┏━━

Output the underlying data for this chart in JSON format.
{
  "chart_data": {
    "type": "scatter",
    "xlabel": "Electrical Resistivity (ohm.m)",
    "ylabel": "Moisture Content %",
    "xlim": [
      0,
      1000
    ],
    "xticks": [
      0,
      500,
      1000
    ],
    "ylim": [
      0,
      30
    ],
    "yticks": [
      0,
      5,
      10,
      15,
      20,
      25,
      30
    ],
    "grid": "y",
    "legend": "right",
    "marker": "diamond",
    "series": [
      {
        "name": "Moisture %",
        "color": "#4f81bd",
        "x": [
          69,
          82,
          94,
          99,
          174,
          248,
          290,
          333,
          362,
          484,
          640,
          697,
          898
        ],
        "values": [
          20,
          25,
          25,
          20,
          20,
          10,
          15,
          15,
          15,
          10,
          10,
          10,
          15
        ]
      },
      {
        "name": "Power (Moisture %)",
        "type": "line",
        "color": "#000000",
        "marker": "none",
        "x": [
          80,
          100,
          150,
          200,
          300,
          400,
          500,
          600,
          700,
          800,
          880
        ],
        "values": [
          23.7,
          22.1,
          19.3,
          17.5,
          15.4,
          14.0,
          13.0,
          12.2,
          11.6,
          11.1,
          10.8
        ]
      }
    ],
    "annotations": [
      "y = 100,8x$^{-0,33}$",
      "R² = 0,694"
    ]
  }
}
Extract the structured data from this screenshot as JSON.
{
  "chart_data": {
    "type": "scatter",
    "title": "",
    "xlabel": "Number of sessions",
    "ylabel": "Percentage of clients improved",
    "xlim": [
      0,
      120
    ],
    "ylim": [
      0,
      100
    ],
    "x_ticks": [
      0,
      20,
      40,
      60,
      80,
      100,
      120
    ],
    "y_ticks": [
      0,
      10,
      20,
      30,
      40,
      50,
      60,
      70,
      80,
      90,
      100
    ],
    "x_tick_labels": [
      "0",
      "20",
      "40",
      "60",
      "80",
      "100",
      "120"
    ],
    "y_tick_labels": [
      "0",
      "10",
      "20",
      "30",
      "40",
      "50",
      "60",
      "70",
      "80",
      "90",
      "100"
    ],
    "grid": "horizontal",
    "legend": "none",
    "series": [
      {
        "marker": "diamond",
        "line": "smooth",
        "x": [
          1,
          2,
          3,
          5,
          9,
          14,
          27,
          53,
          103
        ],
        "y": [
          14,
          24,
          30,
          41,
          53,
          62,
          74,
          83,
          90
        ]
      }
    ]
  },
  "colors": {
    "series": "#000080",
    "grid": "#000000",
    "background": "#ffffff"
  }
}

┗━━

EXERCISE AIM —
Output all of the material exactly as written.

SOLUTION TO THIS TASK —
Output the underlying data for this chart in JSON format.
{
  "chart_data": {
    "type": "scatter",
    "xlabel": "Electrical Resistivity (ohm.m)",
    "ylabel": "Moisture Content %",
    "xlim": [
      0,
      1000
    ],
    "xticks": [
      0,
      500,
      1000
    ],
    "ylim": [
      0,
      30
    ],
    "yticks": [
      0,
      5,
      10,
      15,
      20,
      25,
      30
    ],
    "grid": "y",
    "legend": "right",
    "marker": "diamond",
    "series": [
      {
        "name": "Moisture %",
        "color": "#4f81bd",
        "x": [
          69,
          82,
          94,
          99,
          174,
          248,
          290,
          333,
          362,
          484,
          640,
          697,
          898
        ],
        "values": [
          20,
          25,
          25,
          20,
          20,
          10,
          15,
          15,
          15,
          10,
          10,
          10,
          15
        ]
      },
      {
        "name": "Power (Moisture %)",
        "type": "line",
        "color": "#000000",
        "marker": "none",
        "x": [
          80,
          100,
          150,
          200,
          300,
          400,
          500,
          600,
          700,
          800,
          880
        ],
        "values": [
          23.7,
          22.1,
          19.3,
          17.5,
          15.4,
          14.0,
          13.0,
          12.2,
          11.6,
          11.1,
          10.8
        ]
      }
    ],
    "annotations": [
      "y = 100,8x$^{-0,33}$",
      "R² = 0,694"
    ]
  }
}
Extract the structured data from this screenshot as JSON.
{
  "chart_data": {
    "type": "scatter",
    "title": "",
    "xlabel": "Number of sessions",
    "ylabel": "Percentage of clients improved",
    "xlim": [
      0,
      120
    ],
    "ylim": [
      0,
      100
    ],
    "x_ticks": [
      0,
      20,
      40,
      60,
      80,
      100,
      120
    ],
    "y_ticks": [
      0,
      10,
      20,
      30,
      40,
      50,
      60,
      70,
      80,
      90,
      100
    ],
    "x_tick_labels": [
      "0",
      "20",
      "40",
      "60",
      "80",
      "100",
      "120"
    ],
    "y_tick_labels": [
      "0",
      "10",
      "20",
      "30",
      "40",
      "50",
      "60",
      "70",
      "80",
      "90",
      "100"
    ],
    "grid": "horizontal",
    "legend": "none",
    "series": [
      {
        "marker": "diamond",
        "line": "smooth",
        "x": [
          1,
          2,
          3,
          5,
          9,
          14,
          27,
          53,
          103
        ],
        "y": [
          14,
          24,
          30,
          41,
          53,
          62,
          74,
          83,
          90
        ]
      }
    ]
  },
  "colors": {
    "series": "#000080",
    "grid": "#000000",
    "background": "#ffffff"
  }
}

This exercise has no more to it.